Job » Scan the lines below for "college"; report the number of lines that contain it, and only that.

Input data »

* start *

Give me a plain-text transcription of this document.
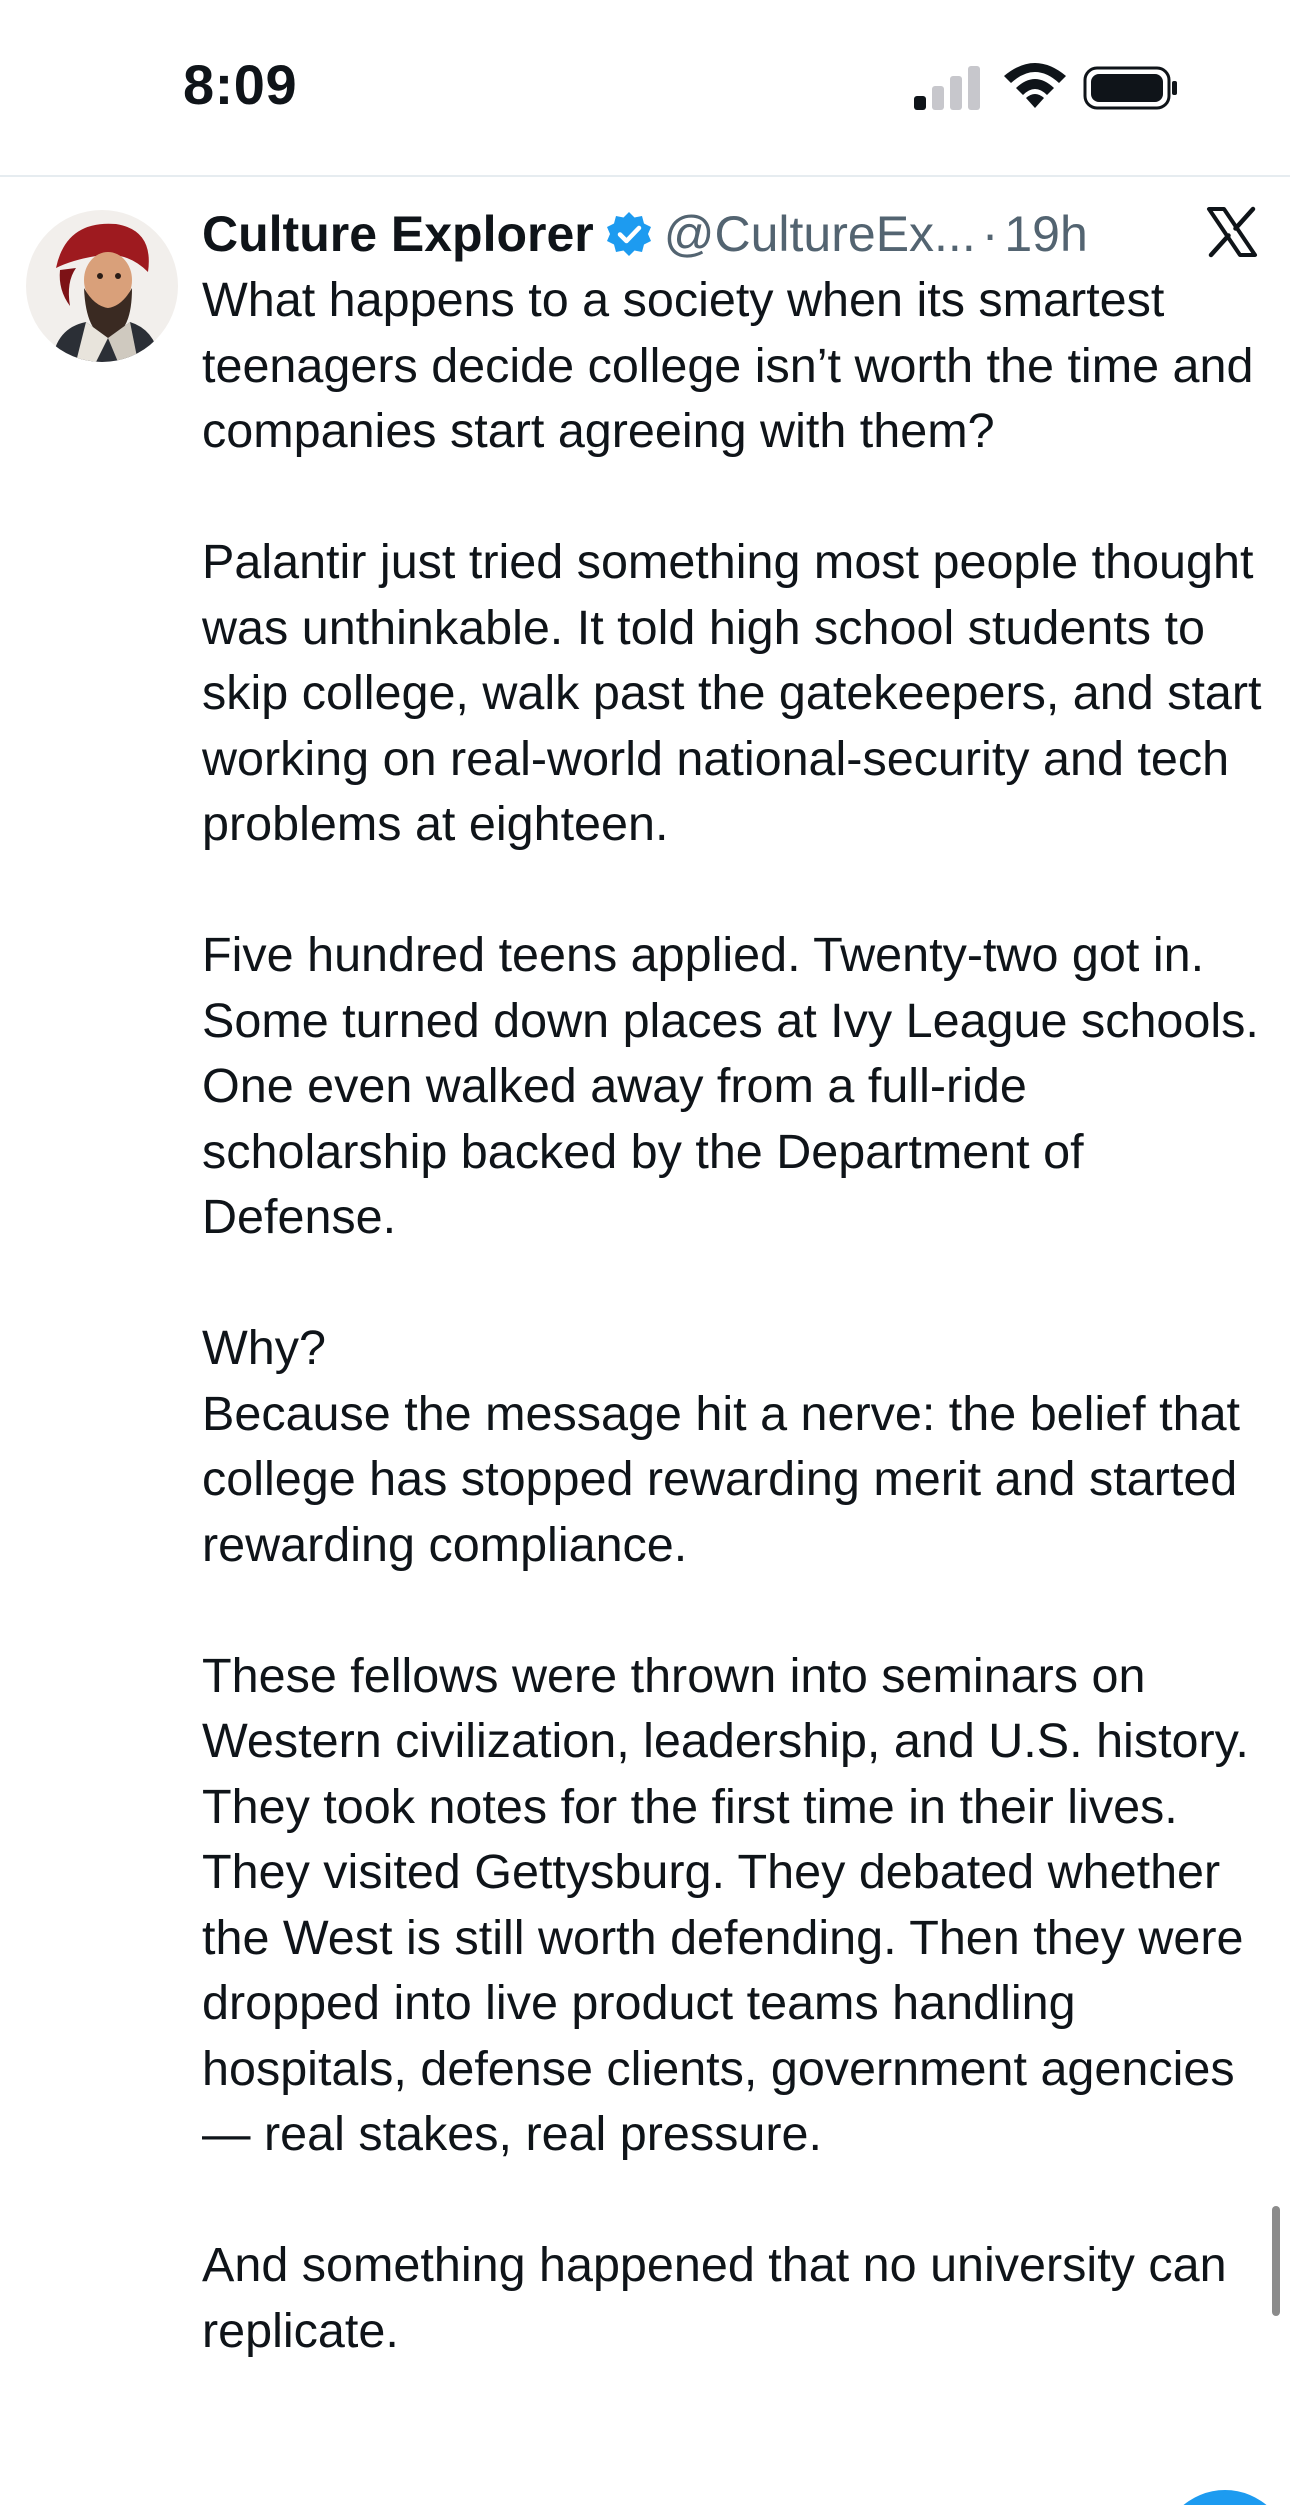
8:09
Culture Explorer @CultureEx... · 19h

What happens to a society when its smartest teenagers decide college isn’t worth the time and companies start agreeing with them?

Palantir just tried something most people thought was unthinkable. It told high school students to skip college, walk past the gatekeepers, and start working on real-world national-security and tech problems at eighteen.

Five hundred teens applied. Twenty-two got in. Some turned down places at Ivy League schools. One even walked away from a full-ride scholarship backed by the Department of Defense.

Why?
Because the message hit a nerve: the belief that college has stopped rewarding merit and started rewarding compliance.

These fellows were thrown into seminars on Western civilization, leadership, and U.S. history. They took notes for the first time in their lives. They visited Gettysburg. They debated whether the West is still worth defending. Then they were dropped into live product teams handling hospitals, defense clients, government agencies — real stakes, real pressure.

And something happened that no university can replicate.
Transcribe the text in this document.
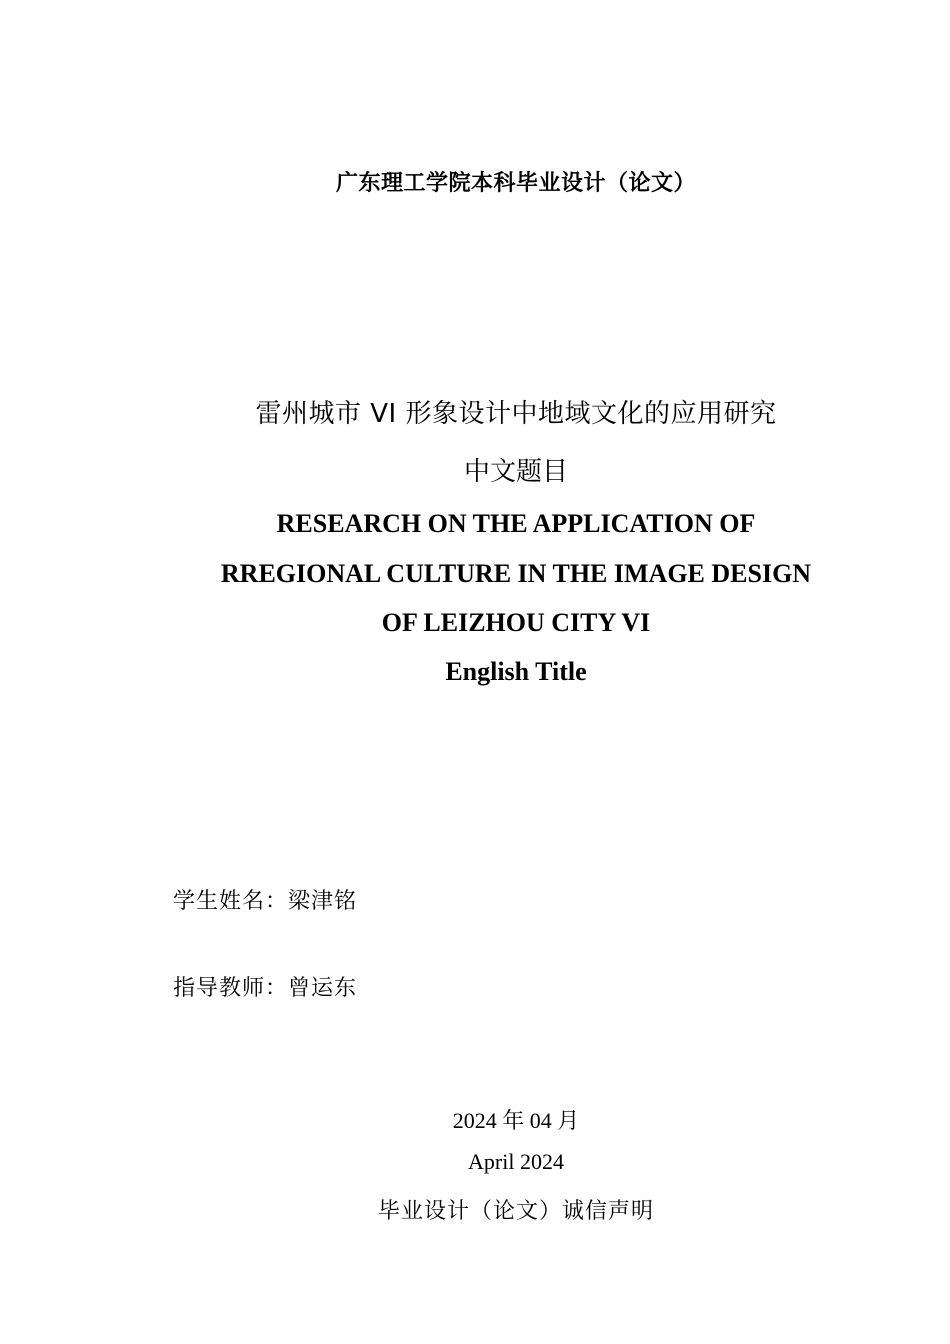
广东理工学院本科毕业设计（论文）
雷州城市 VI 形象设计中地域文化的应用研究
中文题目
RESEARCH ON THE APPLICATION OF
RREGIONAL CULTURE IN THE IMAGE DESIGN
OF LEIZHOU CITY VI
English Title
学生姓名：梁津铭
指导教师：曾运东
2024 年 04 月
April 2024
毕业设计（论文）诚信声明
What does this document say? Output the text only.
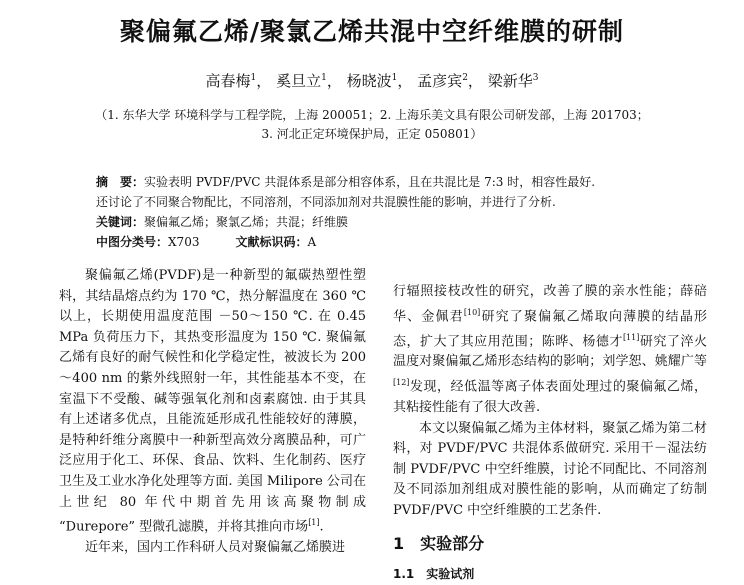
聚偏氟乙烯/聚氯乙烯共混中空纤维膜的研制
高春梅$^1$， 奚旦立$^1$， 杨晓波$^1$， 孟彦宾$^2$， 梁新华$^3$
（1. 东华大学 环境科学与工程学院，上海 200051；2. 上海乐美文具有限公司研发部，上海 201703；
3. 河北正定环境保护局，正定 050801）
摘　要：实验表明 PVDF/PVC 共混体系是部分相容体系，且在共混比是 7:3 时，相容性最好.
还讨论了不同聚合物配比，不同溶剂，不同添加剂对共混膜性能的影响，并进行了分析.
关键词：聚偏氟乙烯；聚氯乙烯；共混；纤维膜
中图分类号：X703	文献标识码：A

聚偏氟乙烯(PVDF)是一种新型的氟碳热塑性塑料，其结晶熔点约为 170 ℃，热分解温度在 360 ℃ 以上，长期使用温度范围 －50～150 ℃. 在 0.45 MPa 负荷压力下，其热变形温度为 150 ℃. 聚偏氟乙烯有良好的耐气候性和化学稳定性，被波长为 200～400 nm 的紫外线照射一年，其性能基本不变，在室温下不受酸、碱等强氧化剂和卤素腐蚀. 由于其具有上述诸多优点，且能流延形成孔性能较好的薄膜，是特种纤维分离膜中一种新型高效分离膜品种，可广泛应用于化工、环保、食品、饮料、生化制药、医疗卫生及工业水净化处理等方面. 美国 Milipore 公司在上世纪 80 年代中期首先用该高聚物制成 “Durepore” 型微孔滤膜，并将其推向市场[1].

近年来，国内工作科研人员对聚偏氟乙烯膜进

行辐照接枝改性的研究，改善了膜的亲水性能；薛碚华、金佩君[10]研究了聚偏氟乙烯取向薄膜的结晶形态，扩大了其应用范围；陈晔、杨德才[11]研究了淬火温度对聚偏氟乙烯形态结构的影响；刘学恕、姚耀广等[12]发现，经低温等离子体表面处理过的聚偏氟乙烯，其粘接性能有了很大改善.

本文以聚偏氟乙烯为主体材料，聚氯乙烯为第二材料，对 PVDF/PVC 共混体系做研究. 采用干－湿法纺制 PVDF/PVC 中空纤维膜，讨论不同配比、不同溶剂及不同添加剂组成对膜性能的影响，从而确定了纺制 PVDF/PVC 中空纤维膜的工艺条件.

1　实验部分
1.1　实验试剂
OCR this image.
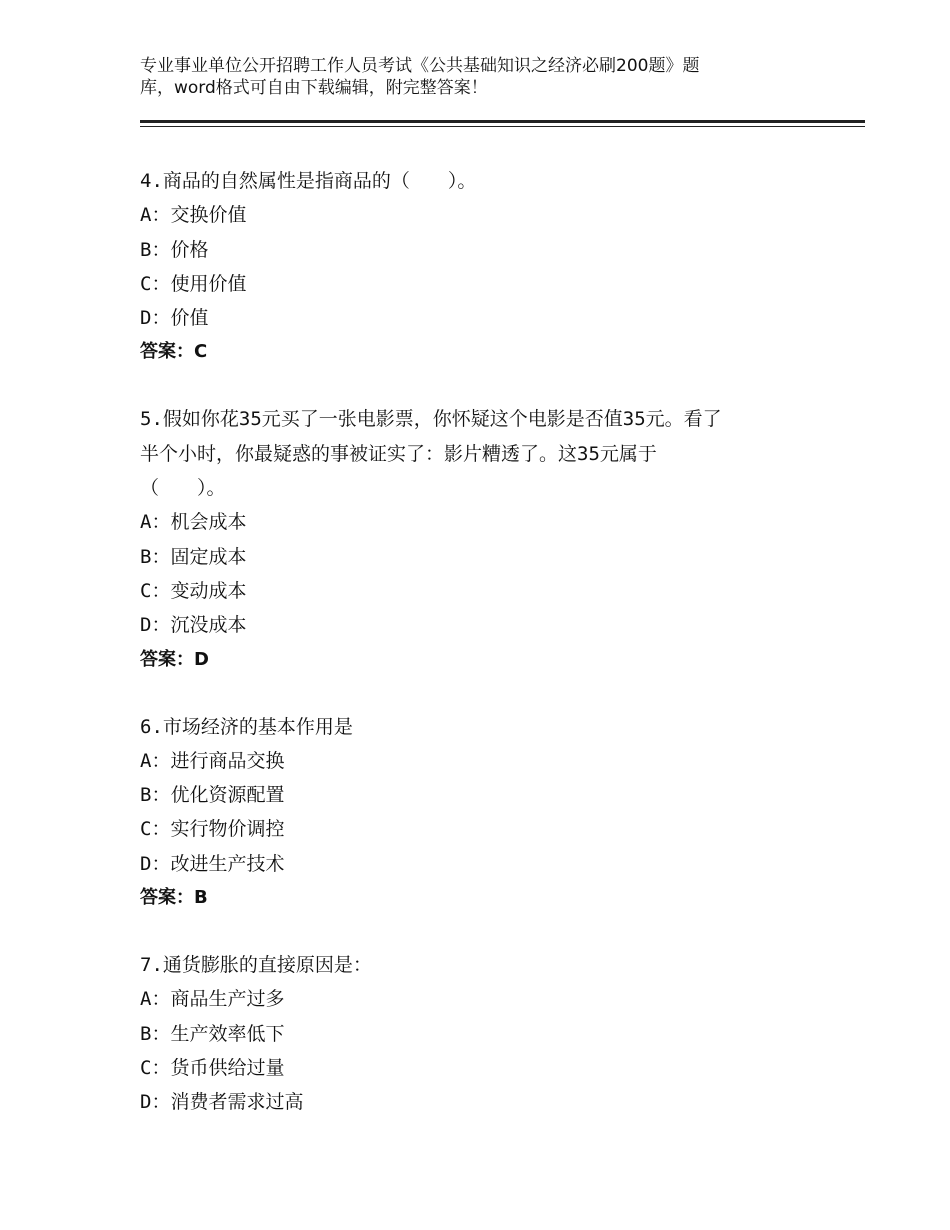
专业事业单位公开招聘工作人员考试《公共基础知识之经济必刷200题》题
库，word格式可自由下载编辑，附完整答案！
4.商品的自然属性是指商品的（　　）。
A：交换价值
B：价格
C：使用价值
D：价值
答案：C
5.假如你花35元买了一张电影票，你怀疑这个电影是否值35元。看了
半个小时，你最疑惑的事被证实了：影片糟透了。这35元属于
（　　）。
A：机会成本
B：固定成本
C：变动成本
D：沉没成本
答案：D
6.市场经济的基本作用是
A：进行商品交换
B：优化资源配置
C：实行物价调控
D：改进生产技术
答案：B
7.通货膨胀的直接原因是：
A：商品生产过多
B：生产效率低下
C：货币供给过量
D：消费者需求过高
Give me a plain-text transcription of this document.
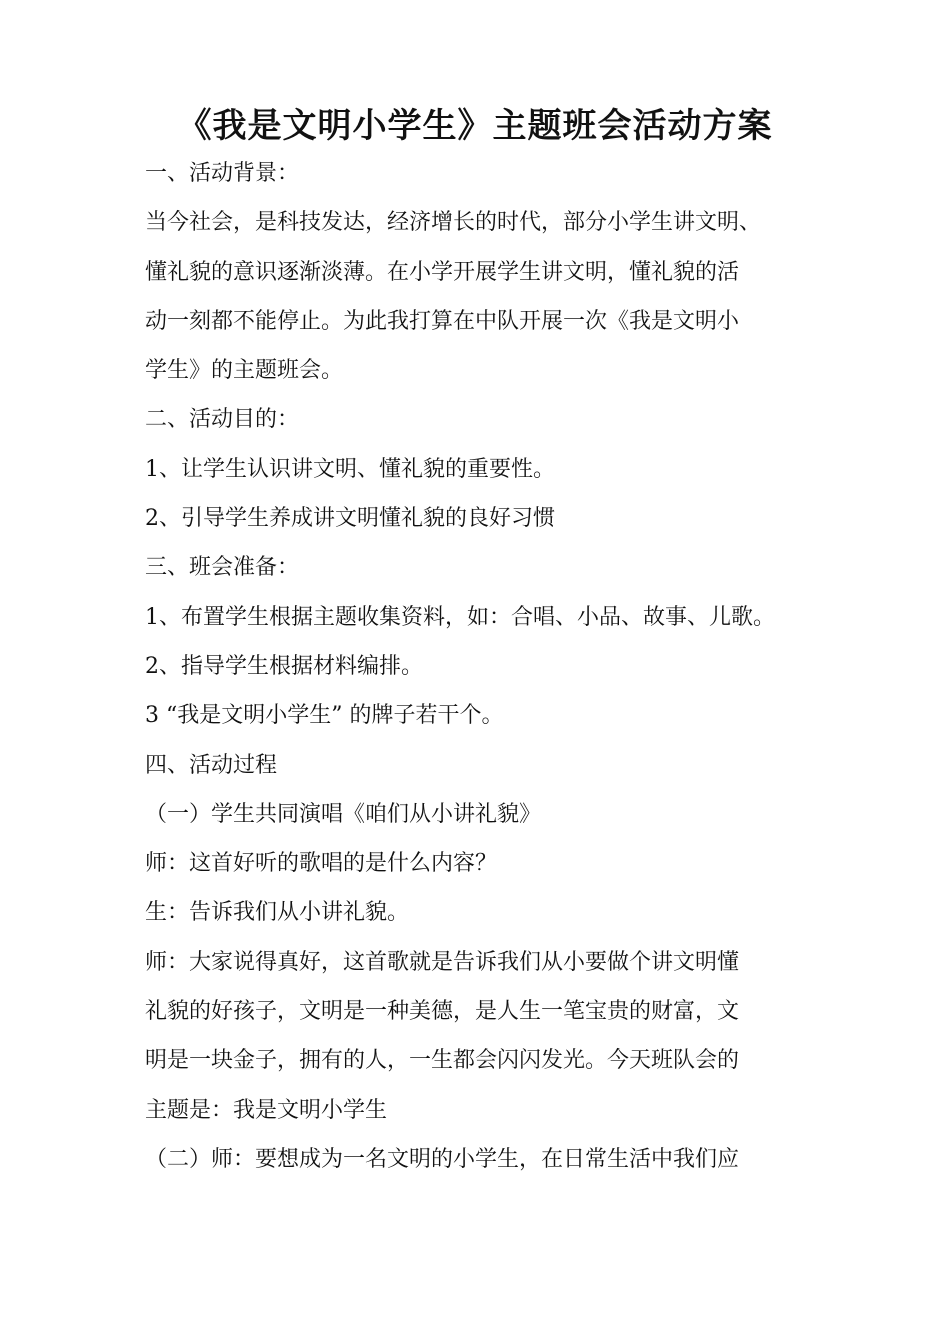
《我是文明小学生》主题班会活动方案

一、活动背景：

当今社会，是科技发达，经济增长的时代，部分小学生讲文明、

懂礼貌的意识逐渐淡薄。在小学开展学生讲文明，懂礼貌的活

动一刻都不能停止。为此我打算在中队开展一次《我是文明小

学生》的主题班会。

二、活动目的：

1、让学生认识讲文明、懂礼貌的重要性。

2、引导学生养成讲文明懂礼貌的良好习惯

三、班会准备：

1、布置学生根据主题收集资料，如：合唱、小品、故事、儿歌。

2、指导学生根据材料编排。

3 “我是文明小学生” 的牌子若干个。

四、活动过程

（一）学生共同演唱《咱们从小讲礼貌》

师：这首好听的歌唱的是什么内容？

生：告诉我们从小讲礼貌。

师：大家说得真好，这首歌就是告诉我们从小要做个讲文明懂

礼貌的好孩子，文明是一种美德，是人生一笔宝贵的财富，文

明是一块金子，拥有的人，一生都会闪闪发光。今天班队会的

主题是：我是文明小学生

（二）师：要想成为一名文明的小学生，在日常生活中我们应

* end *

Answer for this exercise » 3